* Task prompt
Print out every record exactly as it appears.

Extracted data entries
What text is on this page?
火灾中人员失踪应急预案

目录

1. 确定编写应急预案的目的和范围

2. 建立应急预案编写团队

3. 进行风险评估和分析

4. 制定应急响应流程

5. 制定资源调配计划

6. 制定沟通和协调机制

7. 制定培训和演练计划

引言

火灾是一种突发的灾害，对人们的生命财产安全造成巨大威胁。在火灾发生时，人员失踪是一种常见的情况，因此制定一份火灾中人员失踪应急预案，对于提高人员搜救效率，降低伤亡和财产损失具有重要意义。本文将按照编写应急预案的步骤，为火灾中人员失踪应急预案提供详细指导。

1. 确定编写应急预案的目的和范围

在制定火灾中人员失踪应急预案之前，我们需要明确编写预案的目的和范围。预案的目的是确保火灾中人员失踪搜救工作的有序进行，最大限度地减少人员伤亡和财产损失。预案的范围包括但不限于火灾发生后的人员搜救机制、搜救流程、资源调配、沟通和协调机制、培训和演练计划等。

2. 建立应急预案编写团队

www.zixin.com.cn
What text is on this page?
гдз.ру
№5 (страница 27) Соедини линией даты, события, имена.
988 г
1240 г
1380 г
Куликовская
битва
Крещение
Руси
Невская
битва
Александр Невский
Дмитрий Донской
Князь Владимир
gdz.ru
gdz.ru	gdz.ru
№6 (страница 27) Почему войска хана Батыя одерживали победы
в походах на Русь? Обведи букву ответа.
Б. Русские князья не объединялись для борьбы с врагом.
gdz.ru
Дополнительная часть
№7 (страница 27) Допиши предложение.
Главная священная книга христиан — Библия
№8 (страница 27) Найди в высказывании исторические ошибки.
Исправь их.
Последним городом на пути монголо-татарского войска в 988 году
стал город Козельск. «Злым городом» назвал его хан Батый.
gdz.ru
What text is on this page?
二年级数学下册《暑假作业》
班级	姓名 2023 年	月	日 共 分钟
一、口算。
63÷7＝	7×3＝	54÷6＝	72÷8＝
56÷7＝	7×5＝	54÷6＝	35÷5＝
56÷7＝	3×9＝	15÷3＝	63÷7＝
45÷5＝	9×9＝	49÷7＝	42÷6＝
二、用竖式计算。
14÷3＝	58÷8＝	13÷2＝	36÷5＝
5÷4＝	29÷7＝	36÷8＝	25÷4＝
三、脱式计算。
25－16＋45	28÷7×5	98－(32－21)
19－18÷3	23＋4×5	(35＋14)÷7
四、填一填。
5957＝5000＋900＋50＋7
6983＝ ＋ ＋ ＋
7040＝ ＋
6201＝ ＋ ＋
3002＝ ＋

* Result below
What text is on this page?
火灾中人员失踪应急预案

目录

1. 确定编写应急预案的目的和范围

2. 建立应急预案编写团队

3. 进行风险评估和分析

4. 制定应急响应流程

5. 制定资源调配计划

6. 制定沟通和协调机制

7. 制定培训和演练计划

引言

火灾是一种突发的灾害，对人们的生命财产安全造成巨大威胁。在火灾发生时，人员失踪是一种常见的情况，因此制定一份火灾中人员失踪应急预案，对于提高人员搜救效率，降低伤亡和财产损失具有重要意义。本文将按照编写应急预案的步骤，为火灾中人员失踪应急预案提供详细指导。

1. 确定编写应急预案的目的和范围

在制定火灾中人员失踪应急预案之前，我们需要明确编写预案的目的和范围。预案的目的是确保火灾中人员失踪搜救工作的有序进行，最大限度地减少人员伤亡和财产损失。预案的范围包括但不限于火灾发生后的人员搜救机制、搜救流程、资源调配、沟通和协调机制、培训和演练计划等。

2. 建立应急预案编写团队

www.zixin.com.cn
What text is on this page?
гдз.ру
№5 (страница 27) Соедини линией даты, события, имена.
988 г
1240 г
1380 г
Куликовская
битва
Крещение
Руси
Невская
битва
Александр Невский
Дмитрий Донской
Князь Владимир
gdz.ru
gdz.ru	gdz.ru
№6 (страница 27) Почему войска хана Батыя одерживали победы
в походах на Русь? Обведи букву ответа.
Б. Русские князья не объединялись для борьбы с врагом.
gdz.ru
Дополнительная часть
№7 (страница 27) Допиши предложение.
Главная священная книга христиан — Библия
№8 (страница 27) Найди в высказывании исторические ошибки.
Исправь их.
Последним городом на пути монголо-татарского войска в 988 году
стал город Козельск. «Злым городом» назвал его хан Батый.
gdz.ru
What text is on this page?
二年级数学下册《暑假作业》
班级	姓名 2023 年	月	日 共 分钟
一、口算。
63÷7＝	7×3＝	54÷6＝	72÷8＝
56÷7＝	7×5＝	54÷6＝	35÷5＝
56÷7＝	3×9＝	15÷3＝	63÷7＝
45÷5＝	9×9＝	49÷7＝	42÷6＝
二、用竖式计算。
14÷3＝	58÷8＝	13÷2＝	36÷5＝
5÷4＝	29÷7＝	36÷8＝	25÷4＝
三、脱式计算。
25－16＋45	28÷7×5	98－(32－21)
19－18÷3	23＋4×5	(35＋14)÷7
四、填一填。
5957＝5000＋900＋50＋7
6983＝ ＋ ＋ ＋
7040＝ ＋
6201＝ ＋ ＋
3002＝ ＋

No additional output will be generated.